**Tâche courte**.
Présentez sous forme de liste JSON de chaînes les lignes du matériel, du début jusqu'à la ligne contenant "bottom-xtick-0: 0E <box>173 633 195 653</box>", celle-ci incluse. Donnez une chaîne par ligne et omettez les lignes vides.

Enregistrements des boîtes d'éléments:
┄┄┄┄┄┄

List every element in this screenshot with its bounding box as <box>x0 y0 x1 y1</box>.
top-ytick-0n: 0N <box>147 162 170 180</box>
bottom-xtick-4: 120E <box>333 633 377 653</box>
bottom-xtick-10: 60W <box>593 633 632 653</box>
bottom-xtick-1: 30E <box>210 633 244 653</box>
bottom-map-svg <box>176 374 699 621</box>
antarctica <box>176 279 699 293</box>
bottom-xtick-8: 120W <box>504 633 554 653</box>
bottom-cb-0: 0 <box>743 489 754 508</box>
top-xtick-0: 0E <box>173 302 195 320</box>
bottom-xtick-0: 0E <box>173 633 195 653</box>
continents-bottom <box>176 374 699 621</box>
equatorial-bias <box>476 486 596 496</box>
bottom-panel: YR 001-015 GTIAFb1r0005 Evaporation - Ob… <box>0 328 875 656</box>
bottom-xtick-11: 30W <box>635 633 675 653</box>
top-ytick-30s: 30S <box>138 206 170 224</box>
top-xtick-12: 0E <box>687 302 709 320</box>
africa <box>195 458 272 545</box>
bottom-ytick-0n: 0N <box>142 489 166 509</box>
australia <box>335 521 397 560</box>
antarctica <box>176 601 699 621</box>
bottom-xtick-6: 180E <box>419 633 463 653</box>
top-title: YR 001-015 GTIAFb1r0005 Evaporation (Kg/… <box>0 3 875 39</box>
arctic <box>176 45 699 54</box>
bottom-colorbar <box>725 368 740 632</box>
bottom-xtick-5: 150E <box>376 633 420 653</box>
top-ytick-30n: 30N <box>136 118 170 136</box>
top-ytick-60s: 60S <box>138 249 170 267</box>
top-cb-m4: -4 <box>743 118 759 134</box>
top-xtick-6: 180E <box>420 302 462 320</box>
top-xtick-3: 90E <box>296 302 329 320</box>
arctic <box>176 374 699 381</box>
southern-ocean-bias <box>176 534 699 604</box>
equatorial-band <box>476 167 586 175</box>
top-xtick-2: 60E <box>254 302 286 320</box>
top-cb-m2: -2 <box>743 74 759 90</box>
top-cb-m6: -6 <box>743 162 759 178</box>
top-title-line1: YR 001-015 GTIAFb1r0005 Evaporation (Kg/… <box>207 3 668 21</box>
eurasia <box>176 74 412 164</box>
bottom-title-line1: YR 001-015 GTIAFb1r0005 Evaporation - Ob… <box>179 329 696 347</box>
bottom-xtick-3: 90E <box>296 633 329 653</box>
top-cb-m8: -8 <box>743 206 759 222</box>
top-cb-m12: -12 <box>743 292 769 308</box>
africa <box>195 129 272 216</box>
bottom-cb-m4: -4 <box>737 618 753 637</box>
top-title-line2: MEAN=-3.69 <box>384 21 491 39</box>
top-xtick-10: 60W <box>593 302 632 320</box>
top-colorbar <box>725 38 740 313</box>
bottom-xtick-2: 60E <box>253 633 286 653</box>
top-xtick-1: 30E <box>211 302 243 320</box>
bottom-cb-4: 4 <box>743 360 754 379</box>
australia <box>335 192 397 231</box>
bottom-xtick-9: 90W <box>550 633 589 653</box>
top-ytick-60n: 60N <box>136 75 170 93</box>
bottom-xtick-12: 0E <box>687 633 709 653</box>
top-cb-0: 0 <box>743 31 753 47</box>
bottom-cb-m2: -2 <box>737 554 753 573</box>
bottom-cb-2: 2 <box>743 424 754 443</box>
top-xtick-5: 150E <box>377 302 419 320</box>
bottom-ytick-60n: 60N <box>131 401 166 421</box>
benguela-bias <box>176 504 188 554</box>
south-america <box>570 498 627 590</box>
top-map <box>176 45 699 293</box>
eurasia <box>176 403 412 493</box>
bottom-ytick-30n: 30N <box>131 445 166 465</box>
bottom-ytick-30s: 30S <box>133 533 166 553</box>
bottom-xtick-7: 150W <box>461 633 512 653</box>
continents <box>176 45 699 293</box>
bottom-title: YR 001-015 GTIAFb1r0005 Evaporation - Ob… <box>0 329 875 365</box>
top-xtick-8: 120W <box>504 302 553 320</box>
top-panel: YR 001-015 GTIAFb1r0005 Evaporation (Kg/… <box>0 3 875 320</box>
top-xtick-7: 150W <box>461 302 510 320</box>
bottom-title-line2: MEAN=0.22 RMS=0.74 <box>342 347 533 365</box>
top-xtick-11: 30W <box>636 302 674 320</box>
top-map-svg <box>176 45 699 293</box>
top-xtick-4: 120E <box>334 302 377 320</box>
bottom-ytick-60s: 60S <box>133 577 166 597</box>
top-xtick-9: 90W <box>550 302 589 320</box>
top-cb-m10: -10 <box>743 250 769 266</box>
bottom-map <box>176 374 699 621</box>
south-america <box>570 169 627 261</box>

┄┄┄┄┄┄

**Réponse rédigée**.
[
  "List every element in this screenshot with its bounding box as <box>x0 y0 x1 y1</box>.",
  "top-ytick-0n: 0N <box>147 162 170 180</box>",
  "bottom-xtick-4: 120E <box>333 633 377 653</box>",
  "bottom-xtick-10: 60W <box>593 633 632 653</box>",
  "bottom-xtick-1: 30E <box>210 633 244 653</box>",
  "bottom-map-svg <box>176 374 699 621</box>",
  "antarctica <box>176 279 699 293</box>",
  "bottom-xtick-8: 120W <box>504 633 554 653</box>",
  "bottom-cb-0: 0 <box>743 489 754 508</box>",
  "top-xtick-0: 0E <box>173 302 195 320</box>",
  "bottom-xtick-0: 0E <box>173 633 195 653</box>"
]